SELECTION
* Begin *
By putting $$x=1$$ in the expression $\sum_{x=1}^\infty 2^{-x}$ your method gets $$\tfrac12$$, and not the correct answer of $$1$$. If (as you do) you only consider the first term of a series, you will continue to get finite answers to series that have no finite limit.

Incidentally, your notion of a variable number is what is normally called a dummy variable. It is a place-holder variable used to indicate how to perform summations, integrals or other calculations. For example. in $\sum_{x=1}^\infty \frac{1}{x^2}$ $$x$$ is an integer-valued dummy variable which can take any value greater than $$1$$, while in $\int_0^3 \sin x\,dx$ $$x$$ is a real-valued dummy variable which can take any value between $$0$$ and $$3$$. For that matter (just to show that dummy variables are not confined to sums and integrals), in $\bigcup_{j=1}^5 A_j \; = \; A_1 \cup A_2 \cup A_3 \cup A_4 \cup A_5$ $$j$$ is an integer-valued dummy variable taking values between $$1$$ and $$5$$.

- 2 years, 11 months ago

Thank you for your input, but one thing that bugged me in your comment was the part where the answer was 1/2 and not 1, that is where an error was, you have to not treat it like a fraction if its not a fraction, for example: $\sum_{x=1}^\infty 4\times x^{2}$ There are the three formulas and we have to pick the correct one $\sum_{x=1}^\infty 4\times x^{2}=a,a\frac{b}{c} or \frac{a}{b}$

The correct formula for this series is the first formula

The rest made sense, thanks again

- 2 years, 11 months ago

I am sorry, but this is nonsense. There is no correct formula for the series you mention, which diverges.
* End *
INSTRUCTIONS
• a. Please return the part of the series discussion from "The rest made" up to and including "mention, which diverges.", copied word for word.
• b. Translate this sentence from the series discussion into Spanish: "It is a place-holder variable used to indicate how to perform summations, integrals or other calculations."
The items that come after this have no connection to the series discussion.

SUPPLIED INFORMATION
* Begin *
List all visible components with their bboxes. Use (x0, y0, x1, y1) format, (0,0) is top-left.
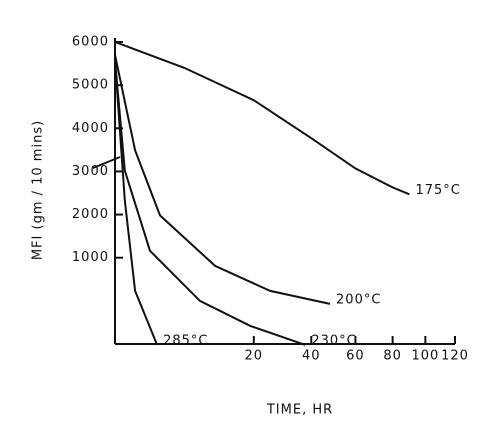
y-tick-label: 6000 (72, 35, 109, 50)
y-tick-label: 1000 (72, 250, 109, 265)
series-line (114, 60, 159, 346)
y-tick-label: 5000 (72, 78, 109, 93)
series-line (114, 54, 331, 305)
series-line (114, 60, 306, 346)
y-tick-label: 2000 (72, 207, 109, 222)
x-tick-label: 120 (441, 349, 469, 364)
y-tick-label: 3000 (72, 164, 109, 179)
x-tick-label: 60 (346, 349, 365, 364)
x-tick-label: 100 (411, 349, 439, 364)
series-label: 200°C (336, 292, 381, 307)
x-tick-label: 20 (245, 349, 264, 364)
x-tick-label: 80 (383, 349, 402, 364)
series-line (114, 41, 410, 196)
series-label: 285°C (163, 333, 208, 348)
y-axis-label: MFI (gm / 10 mins) (31, 120, 46, 260)
decoration-stroke (92, 156, 121, 169)
series-label: 175°C (415, 183, 460, 198)
series-label: 230°C (311, 333, 356, 348)
x-tick-label: 40 (302, 349, 321, 364)
y-tick-label: 4000 (72, 121, 109, 136)
x-axis-label: TIME, HR (266, 403, 333, 418)
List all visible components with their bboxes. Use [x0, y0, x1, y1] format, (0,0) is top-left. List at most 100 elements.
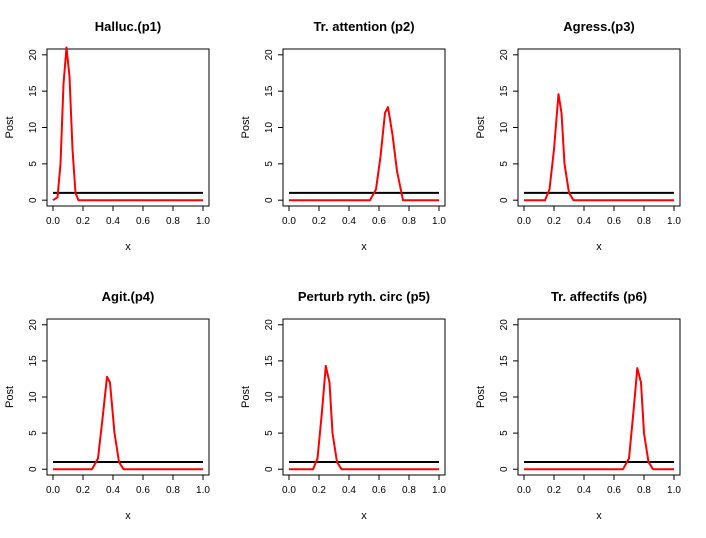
plot-frame [282, 48, 446, 207]
x-tick-label: 0.0 [46, 485, 60, 496]
y-tick-label: 15 [264, 85, 275, 97]
y-axis-label: Post [4, 386, 16, 408]
y-tick-label: 10 [264, 122, 275, 134]
x-tick-label: 0.0 [282, 485, 296, 496]
x-tick-label: 1.0 [432, 485, 446, 496]
x-tick-label: 0.2 [76, 485, 90, 496]
y-tick-label: 5 [264, 430, 275, 436]
y-tick-label: 10 [28, 122, 39, 134]
y-tick-label: 0 [499, 466, 510, 472]
chart-title: Agress.(p3) [563, 19, 635, 34]
x-tick-label: 0.4 [342, 485, 356, 496]
y-tick-label: 10 [264, 391, 275, 403]
x-tick-label: 0.6 [607, 485, 621, 496]
y-tick-label: 10 [28, 391, 39, 403]
x-tick-label: 0.8 [637, 216, 651, 227]
y-tick-label: 20 [264, 49, 275, 61]
chart-panel-3: Agress.(p3) 0.0 0.2 0.4 0.6 0.8 1.0 x 0 5 10 15 20 Po… [475, 19, 681, 253]
chart-panel-4: Agit.(p4) 0.0 0.2 0.4 0.6 0.8 1.0 x 0 5 10 15 20 Post [4, 289, 210, 522]
chart-title: Tr. attention (p2) [313, 19, 414, 34]
x-tick-label: 0.2 [76, 216, 90, 227]
y-tick-label: 0 [28, 197, 39, 203]
x-tick-label: 0.8 [166, 216, 180, 227]
x-tick-label: 0.4 [106, 216, 120, 227]
x-tick-label: 0.0 [46, 216, 60, 227]
x-tick-label: 0.4 [577, 485, 591, 496]
x-tick-label: 0.2 [547, 216, 561, 227]
y-axis-label: Post [475, 386, 487, 408]
x-tick-label: 0.6 [607, 216, 621, 227]
y-tick-label: 0 [499, 197, 510, 203]
x-tick-label: 0.0 [517, 485, 531, 496]
y-tick-label: 20 [499, 49, 510, 61]
y-tick-label: 20 [28, 319, 39, 331]
chart-panel-2: Tr. attention (p2) 0.0 0.2 0.4 0.6 0.8 1.0 x 0 5 1… [240, 19, 446, 253]
y-tick-label: 0 [264, 466, 275, 472]
x-tick-label: 1.0 [196, 216, 210, 227]
y-tick-label: 15 [264, 355, 275, 367]
chart-panel-6: Tr. affectifs (p6) 0.0 0.2 0.4 0.6 0.8 1.0 x 0 5 1… [475, 289, 681, 522]
y-tick-label: 15 [499, 85, 510, 97]
y-axis-label: Post [475, 116, 487, 138]
x-tick-label: 0.8 [402, 485, 416, 496]
x-tick-label: 0.2 [547, 485, 561, 496]
x-tick-label: 0.6 [136, 485, 150, 496]
y-tick-label: 0 [264, 197, 275, 203]
x-tick-label: 0.4 [577, 216, 591, 227]
x-tick-label: 0.0 [282, 216, 296, 227]
plot-frame [46, 318, 210, 476]
plot-frame [517, 48, 681, 207]
y-tick-label: 10 [499, 391, 510, 403]
plot-frame [282, 318, 446, 476]
y-tick-label: 15 [28, 355, 39, 367]
y-tick-label: 10 [499, 122, 510, 134]
y-tick-label: 15 [499, 355, 510, 367]
x-tick-label: 0.6 [372, 216, 386, 227]
posterior-curve [289, 364, 439, 471]
y-axis-label: Post [240, 116, 252, 138]
y-tick-label: 5 [264, 161, 275, 167]
x-tick-label: 0.2 [312, 216, 326, 227]
x-tick-label: 1.0 [667, 485, 681, 496]
chart-panel-1: Halluc.(p1) 0.0 0.2 0.4 0.6 0.8 1.0 x 0 5 10 15 20 Po… [4, 19, 210, 253]
chart-panel-5: Perturb ryth. circ (p5) 0.0 0.2 0.4 0.6 0.8 1.… [240, 289, 446, 522]
x-tick-label: 0.2 [312, 485, 326, 496]
x-axis-label: x [361, 510, 367, 522]
x-tick-label: 0.8 [166, 485, 180, 496]
x-tick-label: 0.0 [517, 216, 531, 227]
y-axis-label: Post [240, 386, 252, 408]
x-tick-label: 0.6 [136, 216, 150, 227]
y-tick-label: 5 [28, 161, 39, 167]
y-tick-label: 0 [28, 466, 39, 472]
x-tick-label: 0.6 [372, 485, 386, 496]
x-tick-label: 0.4 [342, 216, 356, 227]
posterior-curve [289, 106, 439, 202]
chart-title: Perturb ryth. circ (p5) [298, 289, 430, 304]
y-tick-label: 15 [28, 85, 39, 97]
y-tick-label: 20 [264, 319, 275, 331]
chart-title: Agit.(p4) [102, 289, 155, 304]
x-tick-label: 0.8 [402, 216, 416, 227]
y-tick-label: 5 [499, 430, 510, 436]
x-axis-label: x [596, 510, 602, 522]
plot-frame [517, 318, 681, 476]
x-tick-label: 0.8 [637, 485, 651, 496]
x-axis-label: x [596, 241, 602, 253]
x-axis-label: x [125, 510, 131, 522]
chart-title: Tr. affectifs (p6) [551, 289, 647, 304]
x-axis-label: x [361, 241, 367, 253]
x-tick-label: 1.0 [196, 485, 210, 496]
y-axis-label: Post [4, 116, 16, 138]
y-tick-label: 5 [499, 161, 510, 167]
y-tick-label: 20 [28, 49, 39, 61]
posterior-curve [52, 46, 203, 202]
x-tick-label: 1.0 [667, 216, 681, 227]
posterior-curve [524, 367, 674, 471]
y-tick-label: 20 [499, 319, 510, 331]
x-tick-label: 0.4 [106, 485, 120, 496]
posterior-curve [524, 93, 674, 202]
x-axis-label: x [125, 241, 131, 253]
y-tick-label: 5 [28, 430, 39, 436]
x-tick-label: 1.0 [432, 216, 446, 227]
* End *
SOLUTIONS TO THE EXERCISE
• a.
The rest made sense, thanks again

- 2 years, 11 months ago

I am sorry, but this is nonsense. There is no correct formula for the series you mention, which diverges.

• b. Es una variable de marcador de posición que se usa para indicar cómo realizar sumatorias, integrales u otros cálculos.